> [TEXTO CITADO]:
Revista Espírita, setembro de 1859
Extraímos as passagens seguintes da carta de um de nossos correspondentes de Bordeaux:
“Eis, meu caro senhor Allan Kardec, um novo relato de fatos muito extraordinários, e que vos submeto com o pedido de consentir verificá-los, evocando o Espírito que é o seu autor.
“Uma jovem senhora, que chamaremos senhora Mally, foi a pessoa por cujo intermédio ocorreram as manifestações que formam o assunto desta carta: Essa senhora mora em Bordeaux e tem três filhos.
“Desde a sua tenra idade, em torno de nove anos, ela teve visões. Uma noite, entrando em sua casa com a sua família, viu no ângulo de uma escada a forma muito distinta de uma tia morta há quatro ou cinco anos. Ela soltou uma exclamação: Ah! minha tia! E a aparição desapareceu. Dois anos depois, ela ouviu ser chamada por uma voz que acreditou reconhecer pela de sua tia, e tão fortemente que não pôde deixar de dizer:
Entrai, minha tia! Não se abrindo a porta, ela mesma foi abrir, e não vendo ninguém, desceu para junto de sua mãe para informar-se se alguém havia subido.

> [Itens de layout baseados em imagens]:
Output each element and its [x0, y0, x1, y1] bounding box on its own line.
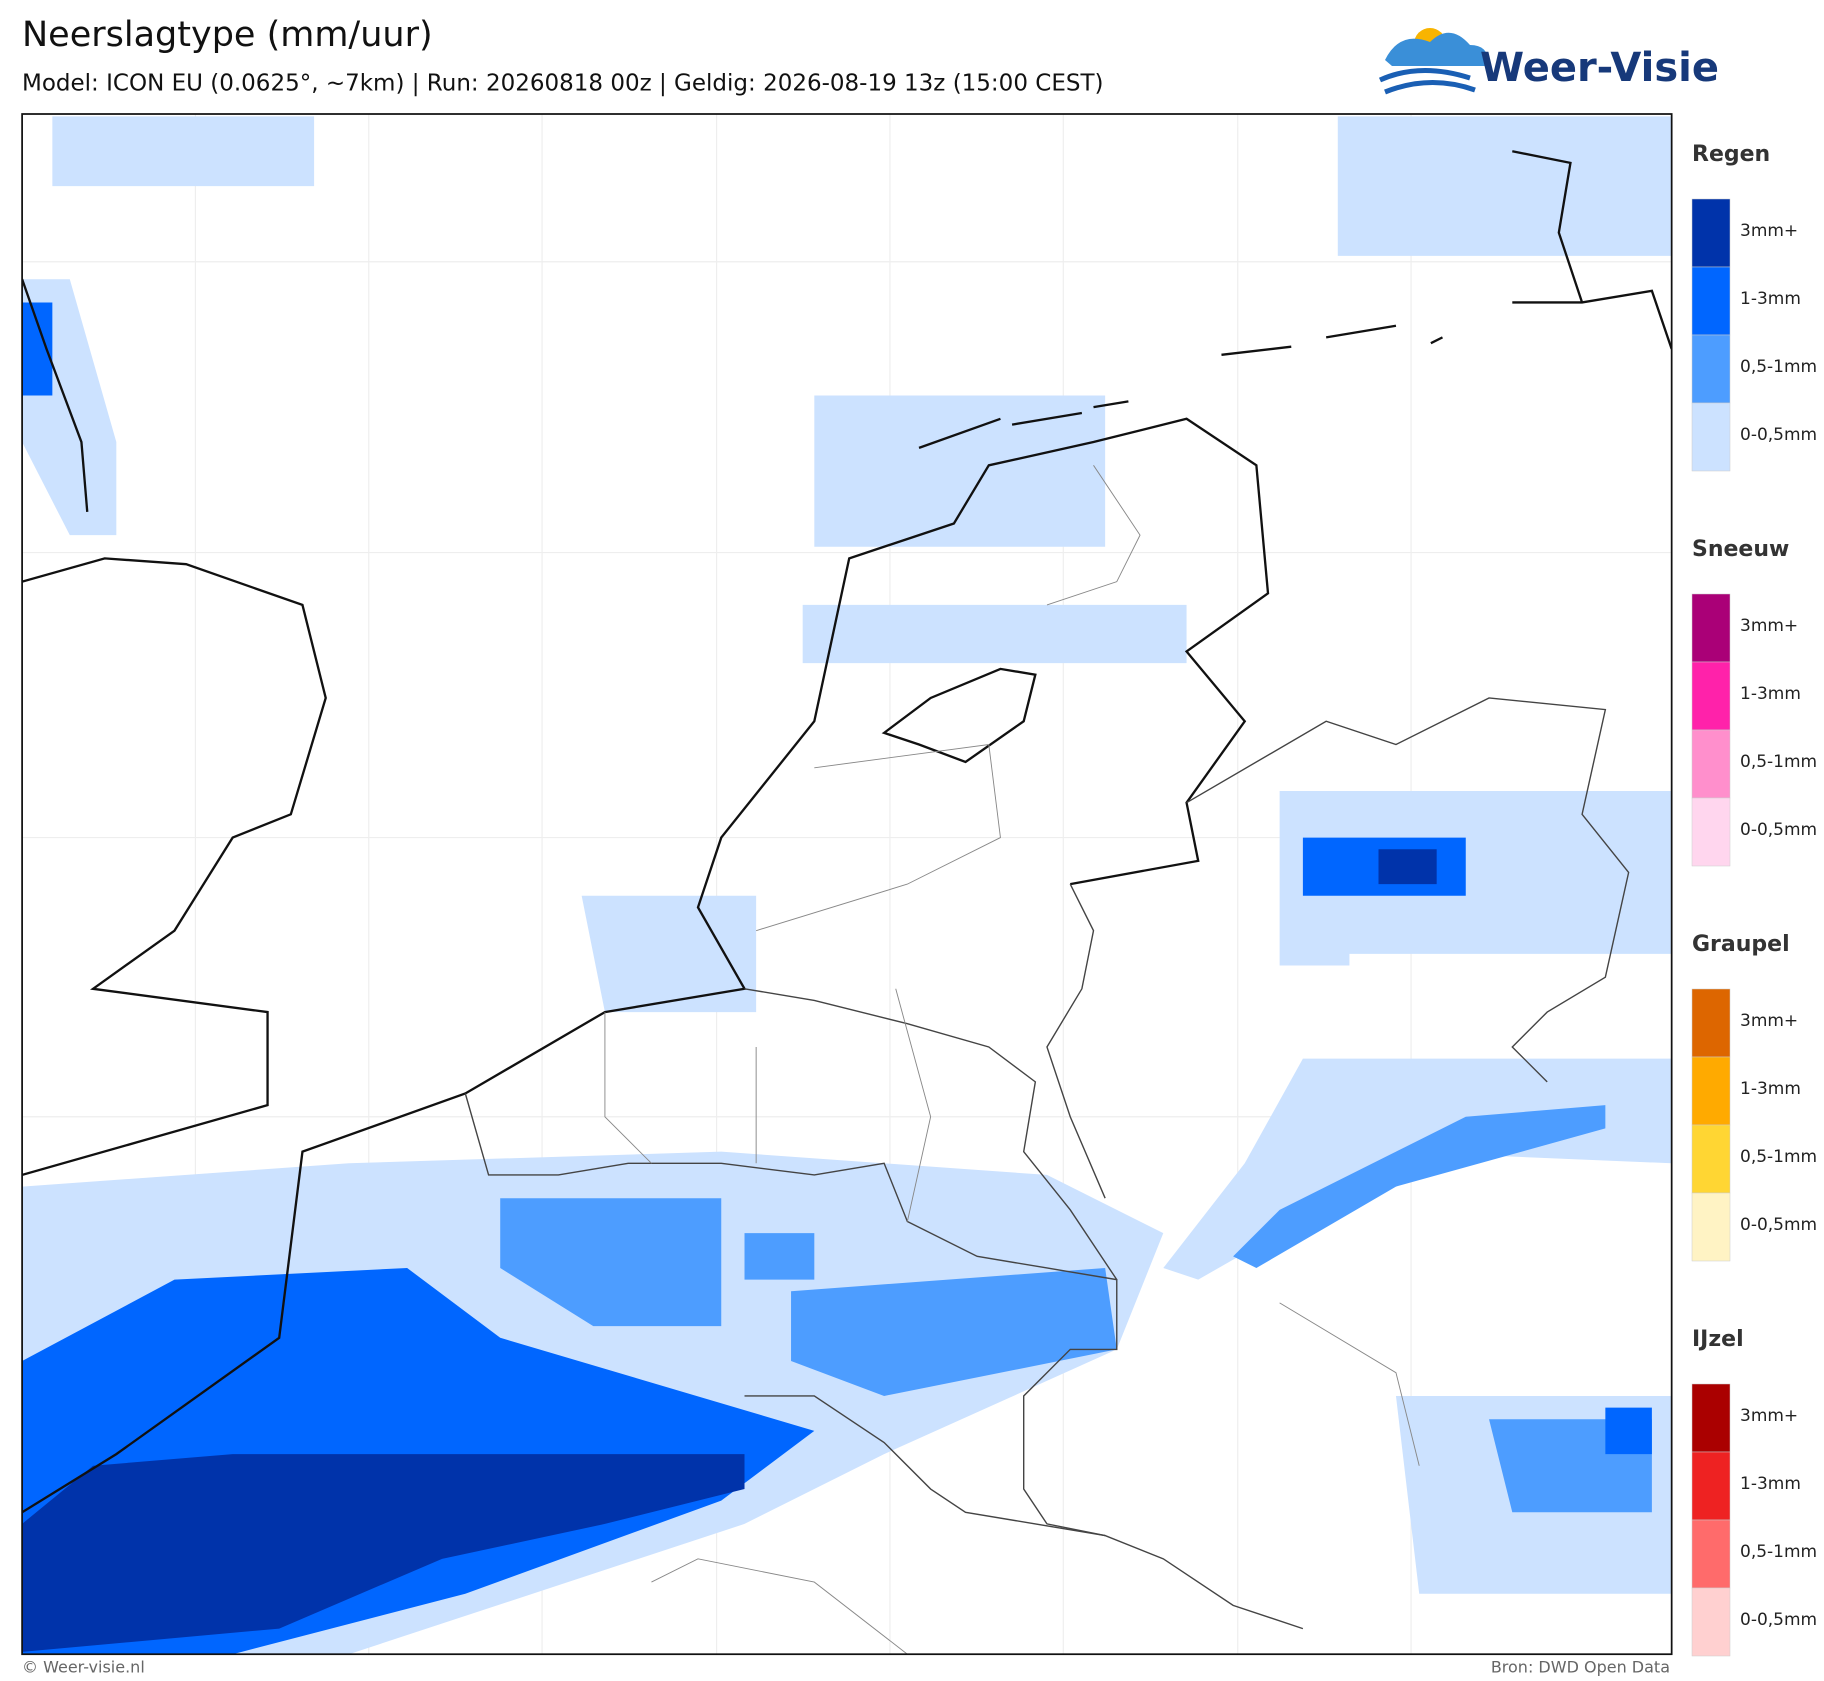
legend-label: 0-0,5mm	[1740, 1215, 1817, 1235]
precipitation	[22, 116, 1672, 1655]
legend-title: Sneeuw	[1692, 537, 1789, 562]
legend-swatch	[1691, 1056, 1731, 1126]
legend-swatch	[1691, 797, 1731, 867]
legend-swatch	[1691, 593, 1731, 663]
legend-label: 1-3mm	[1740, 684, 1801, 704]
legend-swatch	[1691, 1519, 1731, 1589]
legend-swatch	[1691, 334, 1731, 404]
legend-swatch	[1691, 1383, 1731, 1453]
subtitle: Model: ICON EU (0.0625°, ~7km) | Run: 20…	[22, 71, 1103, 97]
legend-label: 0,5-1mm	[1740, 1147, 1817, 1167]
map	[21, 113, 1673, 1656]
legend-label: 0,5-1mm	[1740, 1542, 1817, 1562]
legend-label: 0-0,5mm	[1740, 425, 1817, 445]
legend-title: Graupel	[1692, 932, 1790, 957]
map-frame	[21, 113, 1673, 1656]
footer-source: Bron: DWD Open Data	[1491, 1658, 1670, 1677]
footer-credit: © Weer-visie.nl	[22, 1658, 145, 1677]
legend-label: 0-0,5mm	[1740, 1610, 1817, 1630]
legend-swatch	[1691, 1192, 1731, 1262]
legend-label: 0,5-1mm	[1740, 752, 1817, 772]
legend-title: IJzel	[1692, 1327, 1744, 1352]
legend-label: 3mm+	[1740, 221, 1798, 241]
legend-swatch	[1691, 729, 1731, 799]
legend-swatch	[1691, 1587, 1731, 1657]
legend-title: Regen	[1692, 142, 1770, 167]
legend-swatch	[1691, 266, 1731, 336]
legend-swatch	[1691, 988, 1731, 1058]
legend-label: 3mm+	[1740, 616, 1798, 636]
legend-swatch	[1691, 1451, 1731, 1521]
logo-cloud	[1385, 32, 1489, 66]
legend-swatch	[1691, 402, 1731, 472]
legend-label: 3mm+	[1740, 1011, 1798, 1031]
coastlines	[22, 150, 1672, 1514]
logo: Weer-Visie	[1378, 28, 1719, 95]
regions	[604, 465, 1420, 1655]
borders	[464, 697, 1630, 1630]
legend-label: 1-3mm	[1740, 1474, 1801, 1494]
legend-swatch	[1691, 661, 1731, 731]
legend: Regen 3mm+ 1-3mm 0,5-1mm 0-0,5mm Sneeuw 3mm+ 1-…	[1691, 142, 1817, 1657]
legend-label: 1-3mm	[1740, 289, 1801, 309]
map-area	[22, 114, 1672, 1655]
logo-waves	[1378, 68, 1476, 95]
legend-label: 3mm+	[1740, 1406, 1798, 1426]
legend-label: 1-3mm	[1740, 1079, 1801, 1099]
legend-label: 0-0,5mm	[1740, 820, 1817, 840]
graticule	[22, 114, 1672, 1655]
legend-swatch	[1691, 198, 1731, 268]
title: Neerslagtype (mm/uur)	[22, 15, 433, 55]
legend-swatch	[1691, 1124, 1731, 1194]
logo-text: Weer-Visie	[1480, 45, 1719, 91]
legend-label: 0,5-1mm	[1740, 357, 1817, 377]
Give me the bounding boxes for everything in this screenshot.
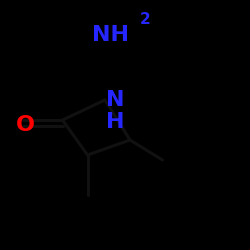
- Text: 2: 2: [140, 12, 150, 28]
- Text: H: H: [106, 112, 124, 132]
- Text: O: O: [16, 115, 34, 135]
- Text: NH: NH: [92, 25, 128, 45]
- Text: N: N: [106, 90, 124, 110]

> [ENUNCIADO DA TAREFA]: Extraia do texto citado, sem nenhuma alteração, o trecho que começa em "Revista Espírita, setembro" e termina em "o seu autor.", incluindo essas duas passagens.

> [RESOLUÇÃO DA TAREFA]:
Revista Espírita, setembro de 1859
Extraímos as passagens seguintes da carta de um de nossos correspondentes de Bordeaux:
“Eis, meu caro senhor Allan Kardec, um novo relato de fatos muito extraordinários, e que vos submeto com o pedido de consentir verificá-los, evocando o Espírito que é o seu autor.